— start of PASSAGE PROVIDED —

Microsoft has released the latest update before resolving a number of outstanding issues. But at least they now provide a more centralized location for getting update information. The home page (dashboard) can be found here and the specific page for the latest update can be found here.


----------



## Rich-M (May 2, 2007)

Beingdinu said:


> Microsoft has released the latest update before resolving a number of outstanding issues. But at least they now provide a more centralized location for getting update information. The home page (dashboard) can be found here and the specific page for the latest update can be found here.


Let's not forget what we call "the May Update" was just renamed from the "April Update" and it still was not ready for "Prime Time". Maybe what this is showing is that to do it right it should be yearly and not semi annually because this is now the second version in a row with so many issues not present in the past?


----------



## Villela (Oct 1, 2010)

Sgayres said:


> Sometimes when Win 10 updates fail, you can do a full shutdown to reset things a bit and then you can try to do the update again.
> 
> This is a special shutdown. Open a CMD window and type "shutdown /p" - no quotes, space between the n and /. Press enter and Windows will do its shutdown process and then some. Now restart and try the update again.


This suggestion worked! Downloaded and installed the update successfully after doing the "shutdown /p" command - thank you so much @Sgayres!

— end of PASSAGE PROVIDED —

» **EXERCISE DETAILS**:
List every distinct username that appears in the forum thread above.

— start of ENTRIES SUPPLIED —

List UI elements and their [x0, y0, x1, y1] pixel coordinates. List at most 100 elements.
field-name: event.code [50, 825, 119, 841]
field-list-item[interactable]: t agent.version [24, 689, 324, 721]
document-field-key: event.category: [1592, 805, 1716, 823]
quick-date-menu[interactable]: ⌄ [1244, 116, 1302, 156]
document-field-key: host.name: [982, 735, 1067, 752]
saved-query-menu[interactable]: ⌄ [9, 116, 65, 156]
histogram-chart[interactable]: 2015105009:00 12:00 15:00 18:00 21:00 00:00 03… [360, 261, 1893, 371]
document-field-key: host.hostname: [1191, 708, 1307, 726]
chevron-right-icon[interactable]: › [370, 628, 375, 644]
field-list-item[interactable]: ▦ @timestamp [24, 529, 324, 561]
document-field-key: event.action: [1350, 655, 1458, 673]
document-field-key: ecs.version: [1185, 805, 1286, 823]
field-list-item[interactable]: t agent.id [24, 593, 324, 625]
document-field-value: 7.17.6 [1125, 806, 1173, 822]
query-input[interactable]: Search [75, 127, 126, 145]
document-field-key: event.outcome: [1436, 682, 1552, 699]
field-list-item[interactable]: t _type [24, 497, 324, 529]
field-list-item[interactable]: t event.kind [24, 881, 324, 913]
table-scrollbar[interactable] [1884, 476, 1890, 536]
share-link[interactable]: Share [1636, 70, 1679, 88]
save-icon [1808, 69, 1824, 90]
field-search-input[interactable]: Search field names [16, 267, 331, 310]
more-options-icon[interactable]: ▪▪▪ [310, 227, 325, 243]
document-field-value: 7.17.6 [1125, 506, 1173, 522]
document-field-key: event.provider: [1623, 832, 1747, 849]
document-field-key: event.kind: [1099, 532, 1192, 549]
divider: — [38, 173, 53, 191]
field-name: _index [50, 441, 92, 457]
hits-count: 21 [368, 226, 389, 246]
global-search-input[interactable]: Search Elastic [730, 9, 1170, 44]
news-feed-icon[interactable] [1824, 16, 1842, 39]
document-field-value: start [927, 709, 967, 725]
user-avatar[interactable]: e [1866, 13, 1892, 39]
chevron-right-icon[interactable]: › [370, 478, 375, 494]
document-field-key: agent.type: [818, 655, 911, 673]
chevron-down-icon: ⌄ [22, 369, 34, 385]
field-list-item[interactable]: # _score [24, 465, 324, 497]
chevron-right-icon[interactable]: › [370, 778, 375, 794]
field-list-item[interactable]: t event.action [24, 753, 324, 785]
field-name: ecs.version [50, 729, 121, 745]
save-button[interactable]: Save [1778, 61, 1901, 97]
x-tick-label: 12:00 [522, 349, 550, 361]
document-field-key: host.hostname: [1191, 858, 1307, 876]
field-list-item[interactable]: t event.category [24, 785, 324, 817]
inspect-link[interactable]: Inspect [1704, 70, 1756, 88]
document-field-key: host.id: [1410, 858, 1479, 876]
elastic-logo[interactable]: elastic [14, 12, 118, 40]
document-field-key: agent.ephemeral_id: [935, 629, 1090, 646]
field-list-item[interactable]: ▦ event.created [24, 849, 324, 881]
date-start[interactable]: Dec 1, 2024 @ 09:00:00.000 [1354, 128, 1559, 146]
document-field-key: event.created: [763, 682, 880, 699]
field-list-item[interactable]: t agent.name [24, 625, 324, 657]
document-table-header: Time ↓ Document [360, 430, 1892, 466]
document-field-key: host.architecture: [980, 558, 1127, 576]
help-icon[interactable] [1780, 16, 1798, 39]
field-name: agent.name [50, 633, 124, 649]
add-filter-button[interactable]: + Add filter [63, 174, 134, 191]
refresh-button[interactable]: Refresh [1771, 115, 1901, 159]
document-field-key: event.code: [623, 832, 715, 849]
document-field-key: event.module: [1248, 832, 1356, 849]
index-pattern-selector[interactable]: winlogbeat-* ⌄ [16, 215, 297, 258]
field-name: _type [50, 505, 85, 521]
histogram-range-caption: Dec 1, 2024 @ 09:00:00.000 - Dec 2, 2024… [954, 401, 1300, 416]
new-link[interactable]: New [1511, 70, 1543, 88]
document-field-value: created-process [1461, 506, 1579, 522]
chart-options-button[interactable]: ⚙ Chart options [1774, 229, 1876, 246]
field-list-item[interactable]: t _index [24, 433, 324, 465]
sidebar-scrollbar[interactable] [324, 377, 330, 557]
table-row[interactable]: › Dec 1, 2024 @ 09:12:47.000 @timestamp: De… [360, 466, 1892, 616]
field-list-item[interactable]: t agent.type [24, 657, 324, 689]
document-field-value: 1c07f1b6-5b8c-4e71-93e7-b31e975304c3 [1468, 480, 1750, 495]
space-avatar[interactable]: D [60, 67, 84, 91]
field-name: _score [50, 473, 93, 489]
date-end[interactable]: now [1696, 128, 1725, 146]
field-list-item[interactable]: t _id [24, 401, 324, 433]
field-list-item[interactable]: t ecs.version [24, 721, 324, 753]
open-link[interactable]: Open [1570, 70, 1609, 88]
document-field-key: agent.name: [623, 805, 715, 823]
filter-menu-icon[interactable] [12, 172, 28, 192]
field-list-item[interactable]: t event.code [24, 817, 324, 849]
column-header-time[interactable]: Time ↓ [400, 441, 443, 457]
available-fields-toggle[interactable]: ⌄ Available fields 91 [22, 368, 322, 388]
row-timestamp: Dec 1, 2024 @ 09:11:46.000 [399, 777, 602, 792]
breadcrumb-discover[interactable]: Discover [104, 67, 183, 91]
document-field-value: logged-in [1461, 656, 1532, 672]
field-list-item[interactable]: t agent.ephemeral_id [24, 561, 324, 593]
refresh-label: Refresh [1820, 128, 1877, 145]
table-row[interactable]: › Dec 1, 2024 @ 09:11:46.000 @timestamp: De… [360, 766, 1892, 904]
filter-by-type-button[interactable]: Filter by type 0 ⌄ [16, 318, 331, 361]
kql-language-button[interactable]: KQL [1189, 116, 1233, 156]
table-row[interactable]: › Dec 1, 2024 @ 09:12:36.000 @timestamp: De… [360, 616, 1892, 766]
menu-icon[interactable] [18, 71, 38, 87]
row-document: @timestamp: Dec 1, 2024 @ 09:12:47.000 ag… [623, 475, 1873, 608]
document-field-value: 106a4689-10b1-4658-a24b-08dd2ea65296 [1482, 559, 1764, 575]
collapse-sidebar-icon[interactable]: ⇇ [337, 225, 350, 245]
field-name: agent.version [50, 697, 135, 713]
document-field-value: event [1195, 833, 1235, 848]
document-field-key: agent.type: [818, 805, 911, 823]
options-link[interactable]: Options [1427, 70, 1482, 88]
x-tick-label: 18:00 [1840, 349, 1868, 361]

— end of ENTRIES SUPPLIED —

» **ANSWER TO THIS EXERCISE**:
Beingdinu, Rich-M, Sgayres, Villela